Extract, from the listing that follows, each line containing the word "does".

▼

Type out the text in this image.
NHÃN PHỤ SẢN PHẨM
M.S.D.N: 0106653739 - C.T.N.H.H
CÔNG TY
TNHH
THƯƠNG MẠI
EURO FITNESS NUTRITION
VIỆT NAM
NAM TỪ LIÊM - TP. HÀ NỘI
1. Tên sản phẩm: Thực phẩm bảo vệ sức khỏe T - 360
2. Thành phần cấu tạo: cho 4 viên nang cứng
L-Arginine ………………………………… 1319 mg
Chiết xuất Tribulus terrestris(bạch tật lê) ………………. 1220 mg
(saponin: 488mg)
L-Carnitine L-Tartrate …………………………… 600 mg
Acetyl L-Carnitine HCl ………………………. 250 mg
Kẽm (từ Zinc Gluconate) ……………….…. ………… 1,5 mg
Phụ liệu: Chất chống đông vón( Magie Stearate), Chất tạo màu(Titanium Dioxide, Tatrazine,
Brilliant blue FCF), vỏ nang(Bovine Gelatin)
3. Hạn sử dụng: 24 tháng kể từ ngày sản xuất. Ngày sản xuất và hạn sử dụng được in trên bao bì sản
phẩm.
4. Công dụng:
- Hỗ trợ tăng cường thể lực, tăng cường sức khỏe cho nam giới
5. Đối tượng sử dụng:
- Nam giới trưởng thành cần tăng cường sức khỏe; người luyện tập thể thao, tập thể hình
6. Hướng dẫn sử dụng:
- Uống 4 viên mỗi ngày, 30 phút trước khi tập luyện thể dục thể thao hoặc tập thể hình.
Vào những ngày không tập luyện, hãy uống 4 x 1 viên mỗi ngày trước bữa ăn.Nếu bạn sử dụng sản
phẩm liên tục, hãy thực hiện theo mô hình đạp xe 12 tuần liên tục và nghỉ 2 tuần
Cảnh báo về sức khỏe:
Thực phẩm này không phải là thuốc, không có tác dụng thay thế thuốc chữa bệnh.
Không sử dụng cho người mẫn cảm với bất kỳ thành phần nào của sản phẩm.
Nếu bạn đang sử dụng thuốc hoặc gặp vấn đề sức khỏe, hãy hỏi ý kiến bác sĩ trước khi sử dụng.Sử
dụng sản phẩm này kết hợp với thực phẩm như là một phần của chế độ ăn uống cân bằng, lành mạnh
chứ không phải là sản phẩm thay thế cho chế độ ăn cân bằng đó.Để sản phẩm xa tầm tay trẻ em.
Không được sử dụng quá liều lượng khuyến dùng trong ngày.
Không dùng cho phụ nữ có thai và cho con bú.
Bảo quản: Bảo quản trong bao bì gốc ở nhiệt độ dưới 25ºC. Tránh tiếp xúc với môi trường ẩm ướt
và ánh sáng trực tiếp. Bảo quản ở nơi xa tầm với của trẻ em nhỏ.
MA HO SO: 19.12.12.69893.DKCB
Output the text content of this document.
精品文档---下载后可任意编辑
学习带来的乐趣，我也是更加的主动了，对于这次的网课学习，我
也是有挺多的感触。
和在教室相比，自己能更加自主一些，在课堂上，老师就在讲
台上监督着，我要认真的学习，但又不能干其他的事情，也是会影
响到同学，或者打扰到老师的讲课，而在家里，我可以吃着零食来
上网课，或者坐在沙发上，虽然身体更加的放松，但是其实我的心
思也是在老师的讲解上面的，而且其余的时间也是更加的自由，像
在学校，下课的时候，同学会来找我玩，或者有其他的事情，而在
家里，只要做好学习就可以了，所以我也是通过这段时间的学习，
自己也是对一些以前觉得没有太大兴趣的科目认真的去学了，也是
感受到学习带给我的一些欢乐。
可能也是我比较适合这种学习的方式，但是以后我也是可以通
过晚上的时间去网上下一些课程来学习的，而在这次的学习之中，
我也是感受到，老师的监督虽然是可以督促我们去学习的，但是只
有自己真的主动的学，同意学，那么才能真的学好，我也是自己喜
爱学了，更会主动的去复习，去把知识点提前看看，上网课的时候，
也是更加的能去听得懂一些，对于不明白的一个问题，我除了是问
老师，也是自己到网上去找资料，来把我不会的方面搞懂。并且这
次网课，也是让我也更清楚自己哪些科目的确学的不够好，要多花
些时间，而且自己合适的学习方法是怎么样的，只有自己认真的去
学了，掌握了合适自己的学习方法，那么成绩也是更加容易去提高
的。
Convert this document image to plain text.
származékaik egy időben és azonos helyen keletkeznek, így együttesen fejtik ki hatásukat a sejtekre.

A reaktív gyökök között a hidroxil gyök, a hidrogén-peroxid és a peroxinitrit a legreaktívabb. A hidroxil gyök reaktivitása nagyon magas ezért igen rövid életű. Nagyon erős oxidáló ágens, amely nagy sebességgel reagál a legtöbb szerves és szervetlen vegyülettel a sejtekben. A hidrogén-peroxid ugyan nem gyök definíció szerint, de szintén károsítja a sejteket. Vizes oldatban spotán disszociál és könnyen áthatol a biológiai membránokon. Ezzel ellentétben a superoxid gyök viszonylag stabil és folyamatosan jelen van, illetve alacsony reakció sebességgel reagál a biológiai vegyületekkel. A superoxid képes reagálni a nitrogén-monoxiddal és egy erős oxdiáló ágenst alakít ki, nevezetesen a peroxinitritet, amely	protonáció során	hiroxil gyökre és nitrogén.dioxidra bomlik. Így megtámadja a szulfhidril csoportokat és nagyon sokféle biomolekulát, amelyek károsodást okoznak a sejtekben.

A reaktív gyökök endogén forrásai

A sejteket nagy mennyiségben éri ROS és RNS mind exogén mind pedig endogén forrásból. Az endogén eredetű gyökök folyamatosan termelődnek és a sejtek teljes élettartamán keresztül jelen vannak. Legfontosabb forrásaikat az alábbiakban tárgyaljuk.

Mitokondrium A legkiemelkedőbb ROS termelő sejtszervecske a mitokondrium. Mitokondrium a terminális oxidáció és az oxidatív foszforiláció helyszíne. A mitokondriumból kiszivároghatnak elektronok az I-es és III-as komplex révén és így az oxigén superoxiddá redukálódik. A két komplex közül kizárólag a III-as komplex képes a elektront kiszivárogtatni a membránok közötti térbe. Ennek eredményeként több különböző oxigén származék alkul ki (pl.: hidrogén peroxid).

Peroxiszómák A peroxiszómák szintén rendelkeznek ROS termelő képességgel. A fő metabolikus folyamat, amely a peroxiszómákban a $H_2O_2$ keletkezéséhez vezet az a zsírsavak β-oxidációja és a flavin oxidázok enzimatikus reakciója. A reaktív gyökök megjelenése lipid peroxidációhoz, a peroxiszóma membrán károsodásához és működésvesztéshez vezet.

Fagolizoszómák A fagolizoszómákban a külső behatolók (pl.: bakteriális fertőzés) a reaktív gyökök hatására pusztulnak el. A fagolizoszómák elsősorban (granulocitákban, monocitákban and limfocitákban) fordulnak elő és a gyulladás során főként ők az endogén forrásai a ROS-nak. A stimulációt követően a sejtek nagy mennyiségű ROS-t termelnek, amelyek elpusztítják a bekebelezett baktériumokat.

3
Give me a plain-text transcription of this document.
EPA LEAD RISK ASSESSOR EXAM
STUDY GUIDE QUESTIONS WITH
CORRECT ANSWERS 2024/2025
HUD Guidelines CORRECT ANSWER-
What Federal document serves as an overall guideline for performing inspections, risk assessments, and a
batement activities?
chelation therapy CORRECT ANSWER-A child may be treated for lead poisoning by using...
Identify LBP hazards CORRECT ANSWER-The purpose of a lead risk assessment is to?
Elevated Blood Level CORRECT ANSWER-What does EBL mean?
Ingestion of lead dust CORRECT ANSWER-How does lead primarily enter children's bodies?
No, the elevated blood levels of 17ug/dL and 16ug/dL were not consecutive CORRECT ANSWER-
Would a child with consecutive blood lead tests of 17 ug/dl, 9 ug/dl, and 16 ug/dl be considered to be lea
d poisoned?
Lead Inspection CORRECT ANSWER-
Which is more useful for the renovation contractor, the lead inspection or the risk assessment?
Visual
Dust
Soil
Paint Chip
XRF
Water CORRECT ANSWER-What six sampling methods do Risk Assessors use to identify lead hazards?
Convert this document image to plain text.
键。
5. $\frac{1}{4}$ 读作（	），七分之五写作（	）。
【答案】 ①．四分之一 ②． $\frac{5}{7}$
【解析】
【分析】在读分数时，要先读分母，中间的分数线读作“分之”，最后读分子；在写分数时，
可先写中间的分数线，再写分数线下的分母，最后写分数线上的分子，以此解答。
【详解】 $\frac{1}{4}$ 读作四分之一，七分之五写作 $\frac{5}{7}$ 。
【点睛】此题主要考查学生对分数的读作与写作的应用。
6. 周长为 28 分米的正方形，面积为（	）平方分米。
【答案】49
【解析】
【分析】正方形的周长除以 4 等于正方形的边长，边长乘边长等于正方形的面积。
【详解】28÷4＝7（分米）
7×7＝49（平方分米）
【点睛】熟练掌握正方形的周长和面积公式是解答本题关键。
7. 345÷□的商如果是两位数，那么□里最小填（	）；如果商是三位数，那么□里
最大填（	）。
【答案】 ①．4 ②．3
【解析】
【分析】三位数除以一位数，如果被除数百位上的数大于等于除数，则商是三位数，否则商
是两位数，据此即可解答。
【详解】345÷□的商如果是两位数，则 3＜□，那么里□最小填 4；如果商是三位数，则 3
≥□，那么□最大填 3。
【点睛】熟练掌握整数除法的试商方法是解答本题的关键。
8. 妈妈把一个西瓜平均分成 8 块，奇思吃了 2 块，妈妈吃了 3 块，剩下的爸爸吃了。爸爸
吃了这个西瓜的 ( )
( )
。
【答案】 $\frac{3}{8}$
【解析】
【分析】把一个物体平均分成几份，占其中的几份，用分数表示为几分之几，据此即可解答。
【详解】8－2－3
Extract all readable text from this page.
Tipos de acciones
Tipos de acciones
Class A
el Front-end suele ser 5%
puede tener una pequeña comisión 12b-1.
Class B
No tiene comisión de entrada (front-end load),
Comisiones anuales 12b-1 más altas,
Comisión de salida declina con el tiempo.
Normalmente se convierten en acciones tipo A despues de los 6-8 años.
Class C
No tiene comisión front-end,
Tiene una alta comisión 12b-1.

▲

Task answer:
Elevated Blood Level CORRECT ANSWER-What does EBL mean?
Ingestion of lead dust CORRECT ANSWER-How does lead primarily enter children's bodies?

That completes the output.